_WRITTEN REQUEST_.
Search the data for the string "introducerad" and gather each line it is in.

_RECORD SET_.

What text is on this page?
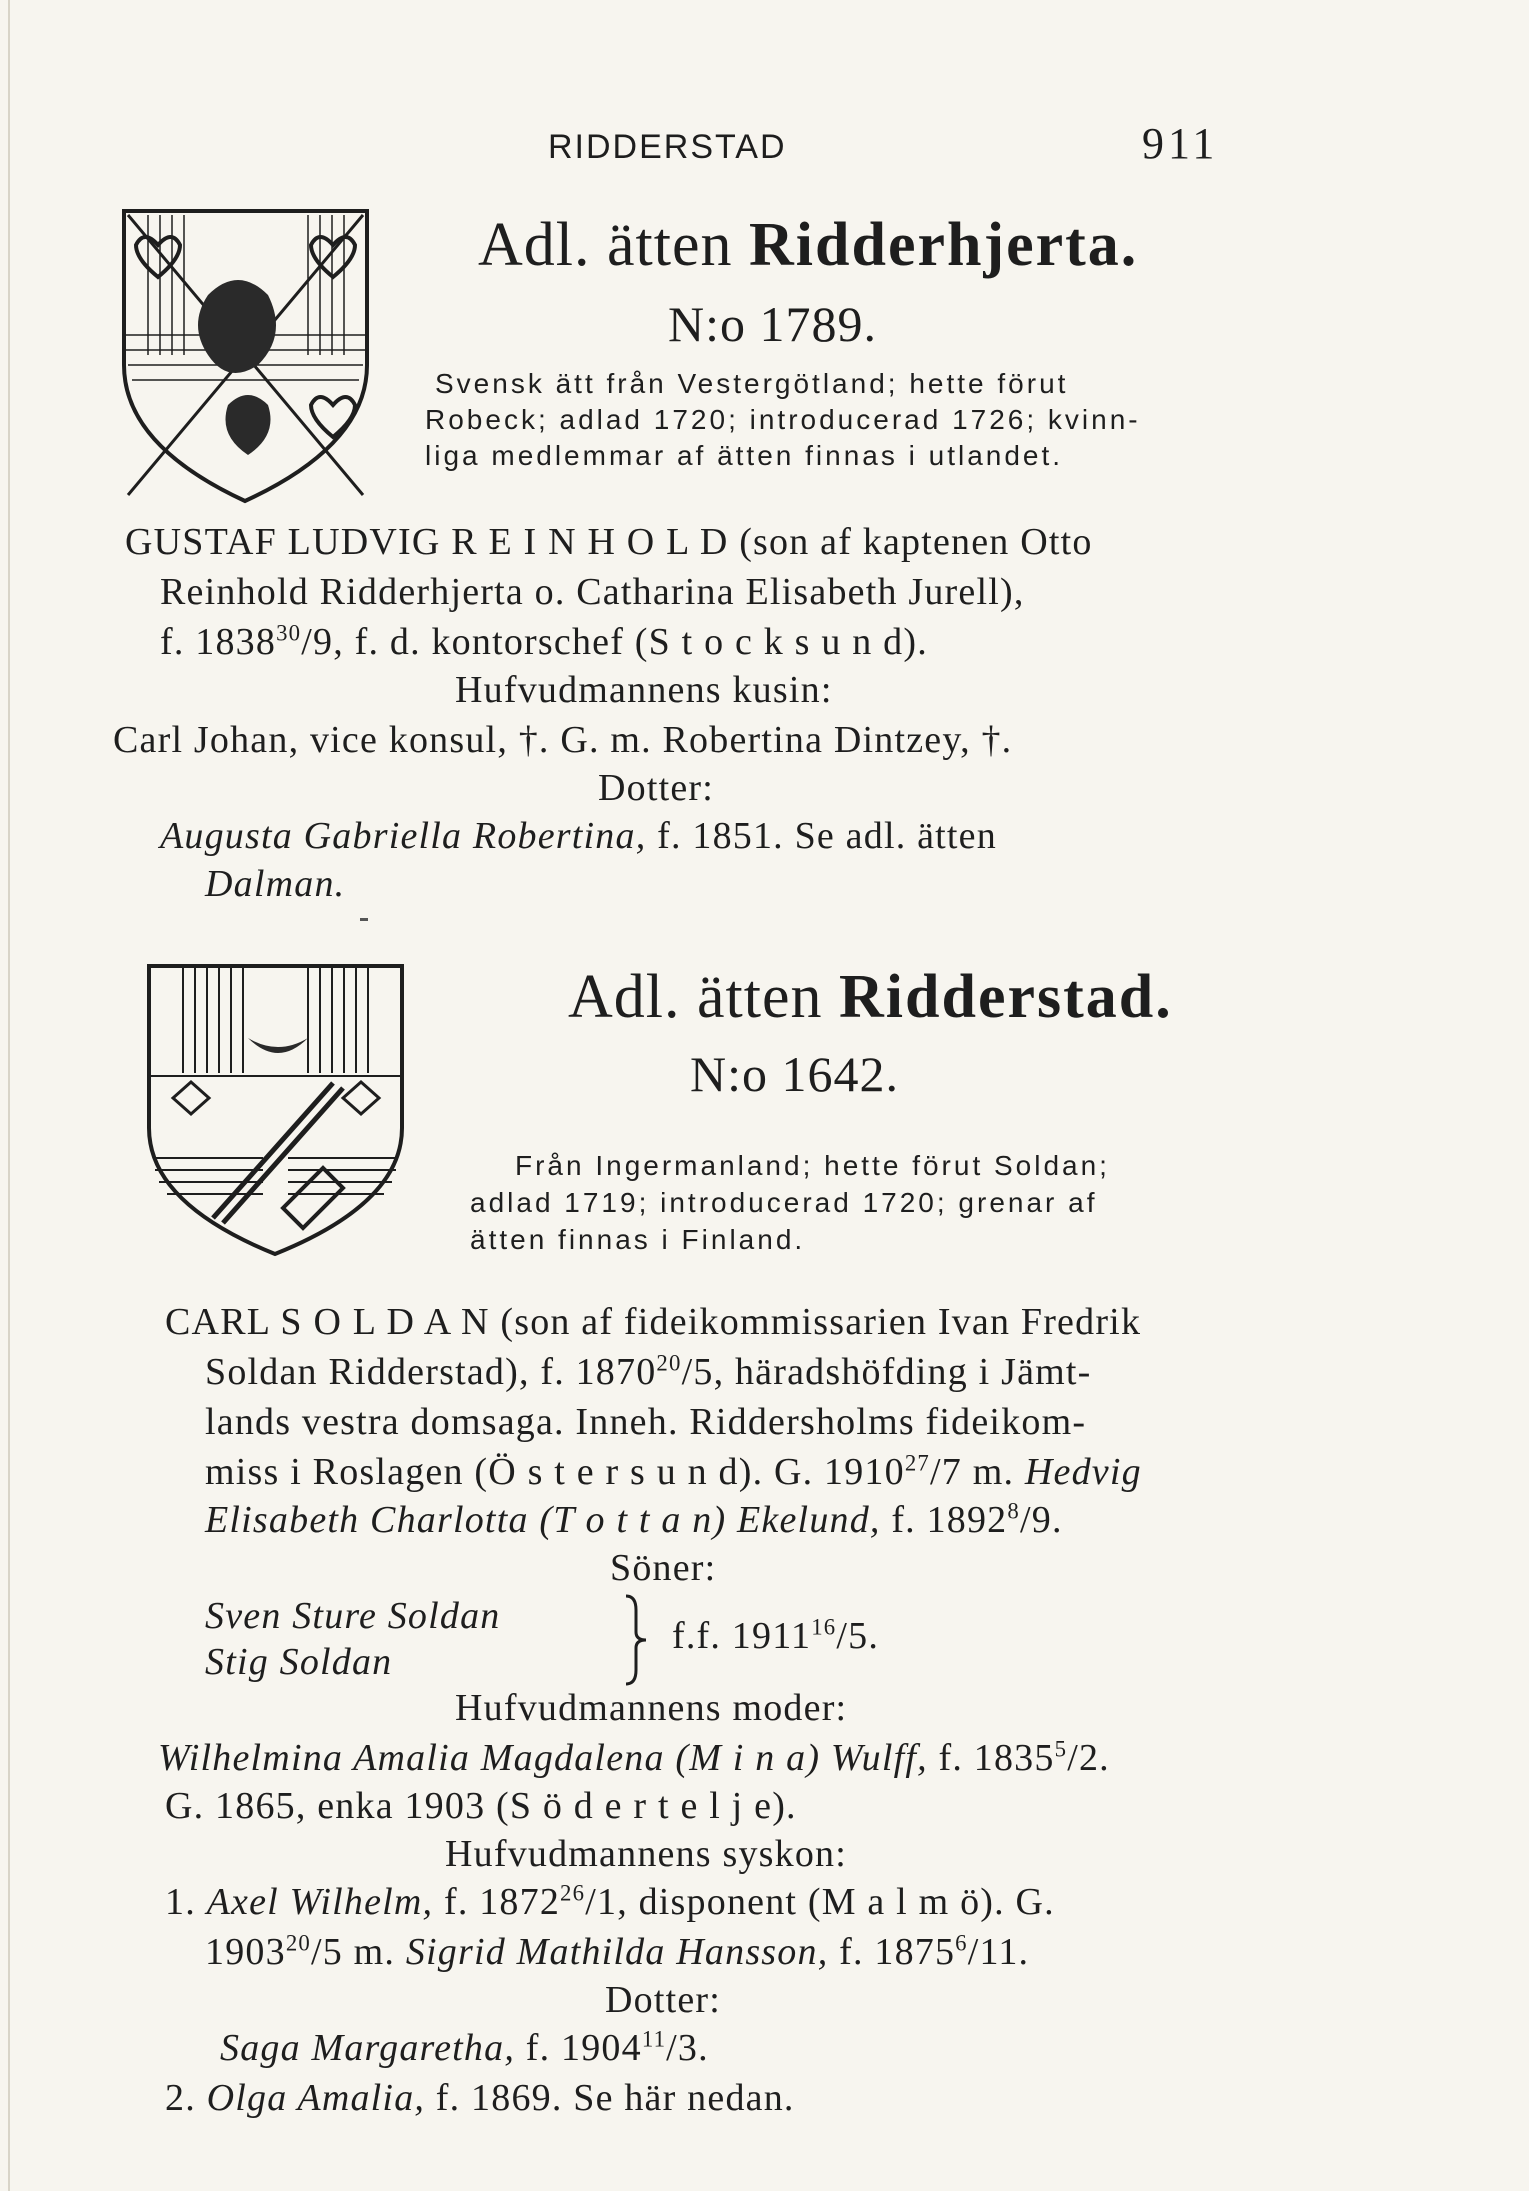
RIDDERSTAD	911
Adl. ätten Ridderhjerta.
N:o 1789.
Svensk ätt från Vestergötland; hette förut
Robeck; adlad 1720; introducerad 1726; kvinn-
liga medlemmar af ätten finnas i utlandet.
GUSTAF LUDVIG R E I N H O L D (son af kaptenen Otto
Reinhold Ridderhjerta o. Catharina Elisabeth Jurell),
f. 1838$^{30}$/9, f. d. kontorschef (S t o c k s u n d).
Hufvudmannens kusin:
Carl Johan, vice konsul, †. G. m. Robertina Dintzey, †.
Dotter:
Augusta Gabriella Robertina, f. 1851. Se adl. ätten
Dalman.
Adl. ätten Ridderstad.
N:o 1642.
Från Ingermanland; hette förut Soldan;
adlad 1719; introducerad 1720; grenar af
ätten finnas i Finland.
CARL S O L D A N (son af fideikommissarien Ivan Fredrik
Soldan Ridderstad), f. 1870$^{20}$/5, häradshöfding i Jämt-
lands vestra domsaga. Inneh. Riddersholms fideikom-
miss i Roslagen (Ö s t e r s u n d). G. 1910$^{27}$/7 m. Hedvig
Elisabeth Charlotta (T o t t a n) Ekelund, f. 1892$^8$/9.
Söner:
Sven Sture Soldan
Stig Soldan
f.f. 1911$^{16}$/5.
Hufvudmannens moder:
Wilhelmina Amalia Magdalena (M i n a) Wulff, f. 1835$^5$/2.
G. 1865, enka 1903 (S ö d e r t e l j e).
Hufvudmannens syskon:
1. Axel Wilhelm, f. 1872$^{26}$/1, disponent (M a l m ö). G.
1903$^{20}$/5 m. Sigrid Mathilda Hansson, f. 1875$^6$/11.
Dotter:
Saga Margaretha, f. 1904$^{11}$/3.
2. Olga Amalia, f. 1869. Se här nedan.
* * *
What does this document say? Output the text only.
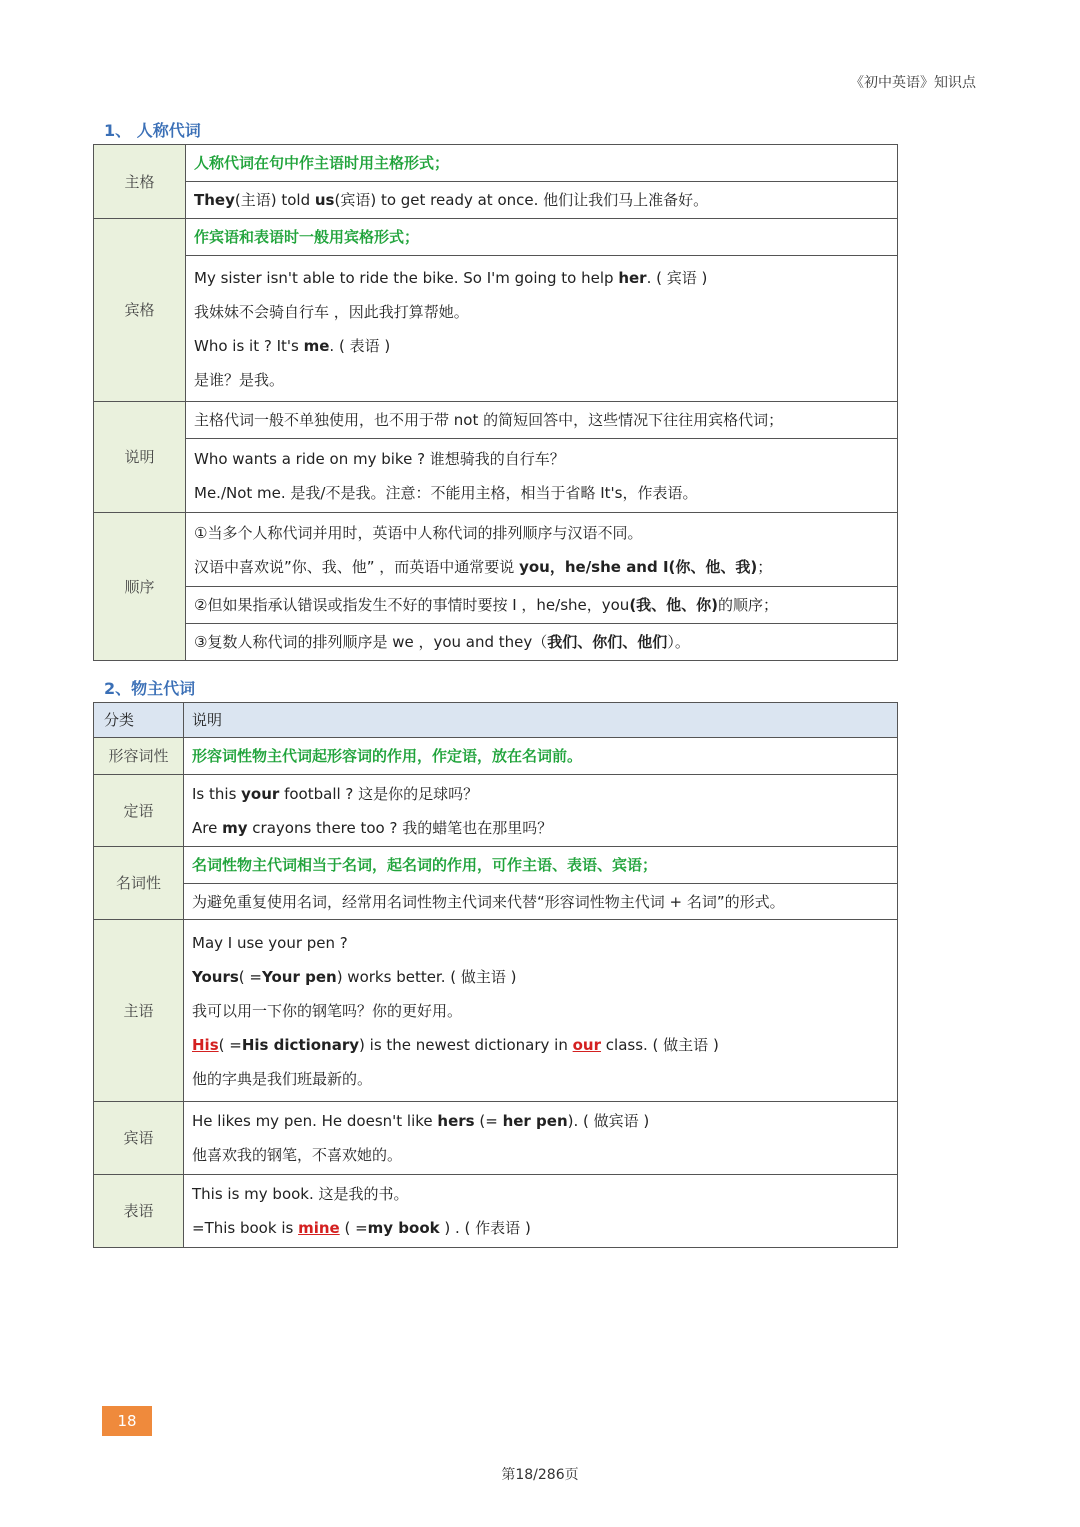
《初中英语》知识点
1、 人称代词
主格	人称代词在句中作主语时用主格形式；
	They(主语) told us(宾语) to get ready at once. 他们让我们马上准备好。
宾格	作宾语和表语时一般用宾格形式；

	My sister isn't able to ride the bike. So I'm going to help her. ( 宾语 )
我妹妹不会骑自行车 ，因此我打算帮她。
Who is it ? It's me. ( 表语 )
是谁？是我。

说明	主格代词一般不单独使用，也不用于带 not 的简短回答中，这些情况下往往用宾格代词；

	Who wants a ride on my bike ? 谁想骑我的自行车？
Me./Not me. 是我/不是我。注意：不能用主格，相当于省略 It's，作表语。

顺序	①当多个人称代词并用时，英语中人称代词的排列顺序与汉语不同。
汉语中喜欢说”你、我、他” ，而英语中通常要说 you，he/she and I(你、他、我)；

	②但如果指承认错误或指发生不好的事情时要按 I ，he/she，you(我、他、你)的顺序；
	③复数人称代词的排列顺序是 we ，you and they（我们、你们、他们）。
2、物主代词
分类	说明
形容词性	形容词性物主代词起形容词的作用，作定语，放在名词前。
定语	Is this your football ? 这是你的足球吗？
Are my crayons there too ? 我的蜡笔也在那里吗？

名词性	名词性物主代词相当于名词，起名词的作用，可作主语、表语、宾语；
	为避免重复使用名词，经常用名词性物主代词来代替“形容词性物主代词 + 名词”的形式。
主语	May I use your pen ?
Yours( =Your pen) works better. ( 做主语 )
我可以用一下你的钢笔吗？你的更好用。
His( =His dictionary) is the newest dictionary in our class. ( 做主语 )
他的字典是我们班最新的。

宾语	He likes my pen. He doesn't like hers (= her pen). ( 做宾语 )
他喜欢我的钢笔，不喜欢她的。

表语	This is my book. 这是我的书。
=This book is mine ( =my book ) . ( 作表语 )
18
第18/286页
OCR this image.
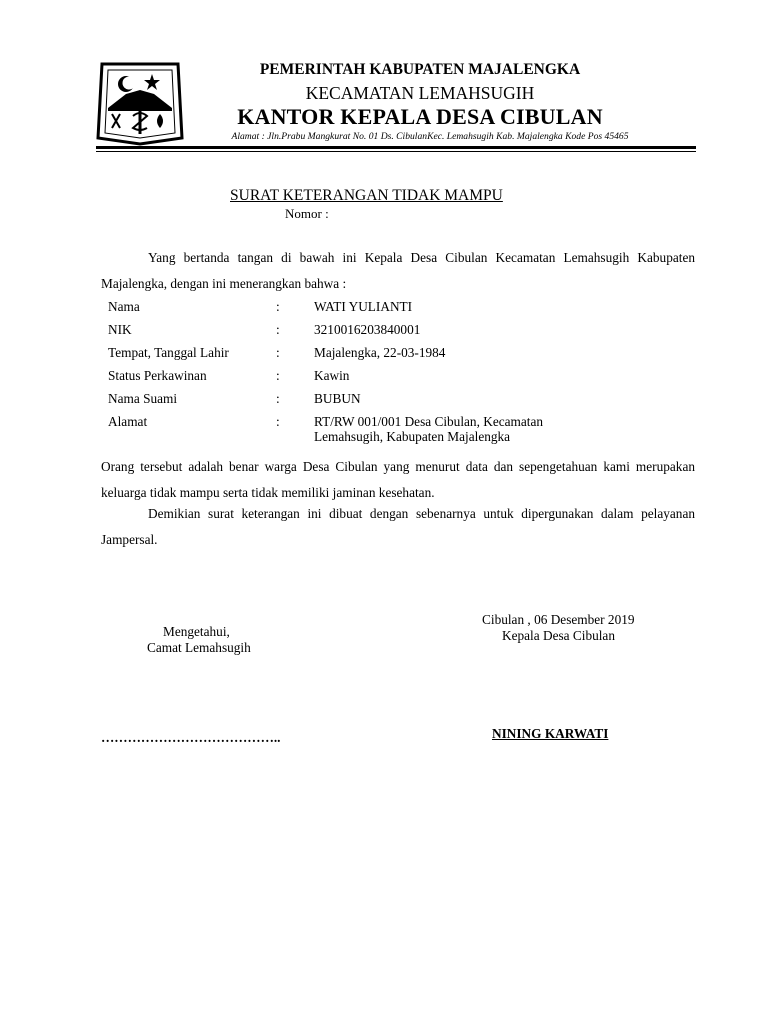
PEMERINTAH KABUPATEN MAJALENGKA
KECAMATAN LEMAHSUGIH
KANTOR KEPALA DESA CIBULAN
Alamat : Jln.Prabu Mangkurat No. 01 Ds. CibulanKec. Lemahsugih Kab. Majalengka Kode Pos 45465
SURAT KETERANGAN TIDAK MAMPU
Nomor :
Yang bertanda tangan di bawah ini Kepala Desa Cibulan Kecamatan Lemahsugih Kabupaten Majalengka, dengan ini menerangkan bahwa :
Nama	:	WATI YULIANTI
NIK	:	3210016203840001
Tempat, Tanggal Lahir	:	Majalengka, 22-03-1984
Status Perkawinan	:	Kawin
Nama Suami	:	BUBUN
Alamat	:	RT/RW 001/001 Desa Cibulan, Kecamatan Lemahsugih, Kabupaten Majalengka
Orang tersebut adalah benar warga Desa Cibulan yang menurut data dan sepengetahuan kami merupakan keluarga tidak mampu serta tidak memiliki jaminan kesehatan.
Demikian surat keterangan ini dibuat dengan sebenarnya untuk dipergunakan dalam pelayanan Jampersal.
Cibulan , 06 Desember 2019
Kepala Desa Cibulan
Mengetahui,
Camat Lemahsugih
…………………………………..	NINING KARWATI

_COMPLETED EXERCISE_.
Robeck; adlad 1720; introducerad 1726; kvinn-
adlad 1719; introducerad 1720; grenar af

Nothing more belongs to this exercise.